__Aim__. Would you transcribe all of the data exactly, down to the last character?

[Entries from a dataset]
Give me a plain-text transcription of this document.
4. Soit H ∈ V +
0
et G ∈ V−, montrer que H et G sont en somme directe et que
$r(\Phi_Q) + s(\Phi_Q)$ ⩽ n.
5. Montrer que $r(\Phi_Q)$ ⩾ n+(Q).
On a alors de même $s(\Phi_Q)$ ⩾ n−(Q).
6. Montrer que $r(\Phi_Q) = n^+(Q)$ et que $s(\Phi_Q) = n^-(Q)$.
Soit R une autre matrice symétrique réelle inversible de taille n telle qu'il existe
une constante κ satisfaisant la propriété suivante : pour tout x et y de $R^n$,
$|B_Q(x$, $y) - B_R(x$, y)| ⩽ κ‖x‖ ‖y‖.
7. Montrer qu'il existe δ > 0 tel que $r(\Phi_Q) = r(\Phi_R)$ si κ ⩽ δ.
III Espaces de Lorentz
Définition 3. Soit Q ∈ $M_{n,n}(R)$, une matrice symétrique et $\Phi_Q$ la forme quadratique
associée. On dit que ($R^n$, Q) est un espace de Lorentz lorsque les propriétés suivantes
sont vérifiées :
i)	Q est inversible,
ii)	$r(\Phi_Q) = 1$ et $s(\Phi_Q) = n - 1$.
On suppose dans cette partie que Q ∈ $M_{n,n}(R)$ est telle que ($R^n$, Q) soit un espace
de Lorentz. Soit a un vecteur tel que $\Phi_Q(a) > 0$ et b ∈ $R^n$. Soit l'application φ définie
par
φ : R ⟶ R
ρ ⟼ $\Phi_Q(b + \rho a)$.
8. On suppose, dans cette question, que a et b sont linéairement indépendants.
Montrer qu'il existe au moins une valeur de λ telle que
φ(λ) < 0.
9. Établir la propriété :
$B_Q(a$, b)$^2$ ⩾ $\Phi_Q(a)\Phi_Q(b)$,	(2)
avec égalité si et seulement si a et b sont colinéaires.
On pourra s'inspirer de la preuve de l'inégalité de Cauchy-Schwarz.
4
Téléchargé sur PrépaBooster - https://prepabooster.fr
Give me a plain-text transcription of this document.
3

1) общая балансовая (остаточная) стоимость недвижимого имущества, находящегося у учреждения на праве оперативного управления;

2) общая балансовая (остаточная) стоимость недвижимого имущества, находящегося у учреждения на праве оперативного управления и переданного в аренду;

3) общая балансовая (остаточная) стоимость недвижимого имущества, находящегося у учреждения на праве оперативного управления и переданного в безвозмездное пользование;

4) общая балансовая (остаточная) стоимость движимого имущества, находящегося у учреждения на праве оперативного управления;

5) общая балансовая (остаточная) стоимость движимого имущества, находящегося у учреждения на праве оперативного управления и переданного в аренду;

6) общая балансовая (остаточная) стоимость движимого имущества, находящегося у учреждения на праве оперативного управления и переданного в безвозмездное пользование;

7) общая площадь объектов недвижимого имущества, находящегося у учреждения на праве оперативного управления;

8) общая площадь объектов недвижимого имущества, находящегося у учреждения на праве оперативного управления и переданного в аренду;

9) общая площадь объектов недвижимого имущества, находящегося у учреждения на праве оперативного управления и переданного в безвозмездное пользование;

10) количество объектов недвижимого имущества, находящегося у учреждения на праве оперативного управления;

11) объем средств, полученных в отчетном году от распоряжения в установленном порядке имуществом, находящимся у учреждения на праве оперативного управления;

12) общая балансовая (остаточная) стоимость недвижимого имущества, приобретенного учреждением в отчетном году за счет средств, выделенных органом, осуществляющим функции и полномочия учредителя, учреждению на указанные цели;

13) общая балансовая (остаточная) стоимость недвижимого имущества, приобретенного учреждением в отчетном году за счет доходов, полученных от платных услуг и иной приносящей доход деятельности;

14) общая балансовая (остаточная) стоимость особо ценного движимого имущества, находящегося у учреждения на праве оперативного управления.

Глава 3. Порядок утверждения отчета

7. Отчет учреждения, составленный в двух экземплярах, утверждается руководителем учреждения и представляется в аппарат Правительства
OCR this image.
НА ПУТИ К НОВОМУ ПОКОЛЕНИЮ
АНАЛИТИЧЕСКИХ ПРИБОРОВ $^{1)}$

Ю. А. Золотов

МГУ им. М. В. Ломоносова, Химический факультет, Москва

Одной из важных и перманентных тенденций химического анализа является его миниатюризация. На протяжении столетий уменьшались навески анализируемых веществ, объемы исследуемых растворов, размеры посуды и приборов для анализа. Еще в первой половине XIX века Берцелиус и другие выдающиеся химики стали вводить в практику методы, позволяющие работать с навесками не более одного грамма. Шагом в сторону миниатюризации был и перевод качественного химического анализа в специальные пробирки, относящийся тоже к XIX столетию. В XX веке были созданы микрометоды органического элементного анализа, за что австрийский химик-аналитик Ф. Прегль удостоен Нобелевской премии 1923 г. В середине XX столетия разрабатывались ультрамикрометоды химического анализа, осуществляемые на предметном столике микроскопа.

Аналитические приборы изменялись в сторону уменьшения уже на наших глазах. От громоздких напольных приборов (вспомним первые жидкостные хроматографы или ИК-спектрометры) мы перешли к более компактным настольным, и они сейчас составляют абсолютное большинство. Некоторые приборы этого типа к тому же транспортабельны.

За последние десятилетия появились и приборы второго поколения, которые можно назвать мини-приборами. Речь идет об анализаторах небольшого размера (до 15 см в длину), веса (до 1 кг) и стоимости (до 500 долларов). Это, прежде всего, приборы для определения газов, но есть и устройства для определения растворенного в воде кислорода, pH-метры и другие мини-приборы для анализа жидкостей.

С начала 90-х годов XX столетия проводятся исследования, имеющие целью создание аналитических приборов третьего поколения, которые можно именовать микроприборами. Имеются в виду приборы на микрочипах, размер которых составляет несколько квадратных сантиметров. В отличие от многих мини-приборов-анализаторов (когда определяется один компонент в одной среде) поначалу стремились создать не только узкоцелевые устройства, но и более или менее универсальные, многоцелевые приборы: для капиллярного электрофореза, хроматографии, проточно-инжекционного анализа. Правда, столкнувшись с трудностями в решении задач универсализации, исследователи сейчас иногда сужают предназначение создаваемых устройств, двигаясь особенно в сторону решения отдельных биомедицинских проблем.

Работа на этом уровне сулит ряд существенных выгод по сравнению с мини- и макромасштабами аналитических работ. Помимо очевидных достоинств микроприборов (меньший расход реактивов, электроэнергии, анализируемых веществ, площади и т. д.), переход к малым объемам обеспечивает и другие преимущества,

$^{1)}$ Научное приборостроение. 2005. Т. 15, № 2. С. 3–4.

__Reply__.
Give me a plain-text transcription of this document.
4. Soit H ∈ V +
0
et G ∈ V−, montrer que H et G sont en somme directe et que
$r(\Phi_Q) + s(\Phi_Q)$ ⩽ n.
5. Montrer que $r(\Phi_Q)$ ⩾ n+(Q).
On a alors de même $s(\Phi_Q)$ ⩾ n−(Q).
6. Montrer que $r(\Phi_Q) = n^+(Q)$ et que $s(\Phi_Q) = n^-(Q)$.
Soit R une autre matrice symétrique réelle inversible de taille n telle qu'il existe
une constante κ satisfaisant la propriété suivante : pour tout x et y de $R^n$,
$|B_Q(x$, $y) - B_R(x$, y)| ⩽ κ‖x‖ ‖y‖.
7. Montrer qu'il existe δ > 0 tel que $r(\Phi_Q) = r(\Phi_R)$ si κ ⩽ δ.
III Espaces de Lorentz
Définition 3. Soit Q ∈ $M_{n,n}(R)$, une matrice symétrique et $\Phi_Q$ la forme quadratique
associée. On dit que ($R^n$, Q) est un espace de Lorentz lorsque les propriétés suivantes
sont vérifiées :
i)	Q est inversible,
ii)	$r(\Phi_Q) = 1$ et $s(\Phi_Q) = n - 1$.
On suppose dans cette partie que Q ∈ $M_{n,n}(R)$ est telle que ($R^n$, Q) soit un espace
de Lorentz. Soit a un vecteur tel que $\Phi_Q(a) > 0$ et b ∈ $R^n$. Soit l'application φ définie
par
φ : R ⟶ R
ρ ⟼ $\Phi_Q(b + \rho a)$.
8. On suppose, dans cette question, que a et b sont linéairement indépendants.
Montrer qu'il existe au moins une valeur de λ telle que
φ(λ) < 0.
9. Établir la propriété :
$B_Q(a$, b)$^2$ ⩾ $\Phi_Q(a)\Phi_Q(b)$,	(2)
avec égalité si et seulement si a et b sont colinéaires.
On pourra s'inspirer de la preuve de l'inégalité de Cauchy-Schwarz.
4
Téléchargé sur PrépaBooster - https://prepabooster.fr
Give me a plain-text transcription of this document.
3

1) общая балансовая (остаточная) стоимость недвижимого имущества, находящегося у учреждения на праве оперативного управления;

2) общая балансовая (остаточная) стоимость недвижимого имущества, находящегося у учреждения на праве оперативного управления и переданного в аренду;

3) общая балансовая (остаточная) стоимость недвижимого имущества, находящегося у учреждения на праве оперативного управления и переданного в безвозмездное пользование;

4) общая балансовая (остаточная) стоимость движимого имущества, находящегося у учреждения на праве оперативного управления;

5) общая балансовая (остаточная) стоимость движимого имущества, находящегося у учреждения на праве оперативного управления и переданного в аренду;

6) общая балансовая (остаточная) стоимость движимого имущества, находящегося у учреждения на праве оперативного управления и переданного в безвозмездное пользование;

7) общая площадь объектов недвижимого имущества, находящегося у учреждения на праве оперативного управления;

8) общая площадь объектов недвижимого имущества, находящегося у учреждения на праве оперативного управления и переданного в аренду;

9) общая площадь объектов недвижимого имущества, находящегося у учреждения на праве оперативного управления и переданного в безвозмездное пользование;

10) количество объектов недвижимого имущества, находящегося у учреждения на праве оперативного управления;

11) объем средств, полученных в отчетном году от распоряжения в установленном порядке имуществом, находящимся у учреждения на праве оперативного управления;

12) общая балансовая (остаточная) стоимость недвижимого имущества, приобретенного учреждением в отчетном году за счет средств, выделенных органом, осуществляющим функции и полномочия учредителя, учреждению на указанные цели;

13) общая балансовая (остаточная) стоимость недвижимого имущества, приобретенного учреждением в отчетном году за счет доходов, полученных от платных услуг и иной приносящей доход деятельности;

14) общая балансовая (остаточная) стоимость особо ценного движимого имущества, находящегося у учреждения на праве оперативного управления.

Глава 3. Порядок утверждения отчета

7. Отчет учреждения, составленный в двух экземплярах, утверждается руководителем учреждения и представляется в аппарат Правительства
OCR this image.
НА ПУТИ К НОВОМУ ПОКОЛЕНИЮ
АНАЛИТИЧЕСКИХ ПРИБОРОВ $^{1)}$

Ю. А. Золотов

МГУ им. М. В. Ломоносова, Химический факультет, Москва

Одной из важных и перманентных тенденций химического анализа является его миниатюризация. На протяжении столетий уменьшались навески анализируемых веществ, объемы исследуемых растворов, размеры посуды и приборов для анализа. Еще в первой половине XIX века Берцелиус и другие выдающиеся химики стали вводить в практику методы, позволяющие работать с навесками не более одного грамма. Шагом в сторону миниатюризации был и перевод качественного химического анализа в специальные пробирки, относящийся тоже к XIX столетию. В XX веке были созданы микрометоды органического элементного анализа, за что австрийский химик-аналитик Ф. Прегль удостоен Нобелевской премии 1923 г. В середине XX столетия разрабатывались ультрамикрометоды химического анализа, осуществляемые на предметном столике микроскопа.

Аналитические приборы изменялись в сторону уменьшения уже на наших глазах. От громоздких напольных приборов (вспомним первые жидкостные хроматографы или ИК-спектрометры) мы перешли к более компактным настольным, и они сейчас составляют абсолютное большинство. Некоторые приборы этого типа к тому же транспортабельны.

За последние десятилетия появились и приборы второго поколения, которые можно назвать мини-приборами. Речь идет об анализаторах небольшого размера (до 15 см в длину), веса (до 1 кг) и стоимости (до 500 долларов). Это, прежде всего, приборы для определения газов, но есть и устройства для определения растворенного в воде кислорода, pH-метры и другие мини-приборы для анализа жидкостей.

С начала 90-х годов XX столетия проводятся исследования, имеющие целью создание аналитических приборов третьего поколения, которые можно именовать микроприборами. Имеются в виду приборы на микрочипах, размер которых составляет несколько квадратных сантиметров. В отличие от многих мини-приборов-анализаторов (когда определяется один компонент в одной среде) поначалу стремились создать не только узкоцелевые устройства, но и более или менее универсальные, многоцелевые приборы: для капиллярного электрофореза, хроматографии, проточно-инжекционного анализа. Правда, столкнувшись с трудностями в решении задач универсализации, исследователи сейчас иногда сужают предназначение создаваемых устройств, двигаясь особенно в сторону решения отдельных биомедицинских проблем.

Работа на этом уровне сулит ряд существенных выгод по сравнению с мини- и макромасштабами аналитических работ. Помимо очевидных достоинств микроприборов (меньший расход реактивов, электроэнергии, анализируемых веществ, площади и т. д.), переход к малым объемам обеспечивает и другие преимущества,

$^{1)}$ Научное приборостроение. 2005. Т. 15, № 2. С. 3–4.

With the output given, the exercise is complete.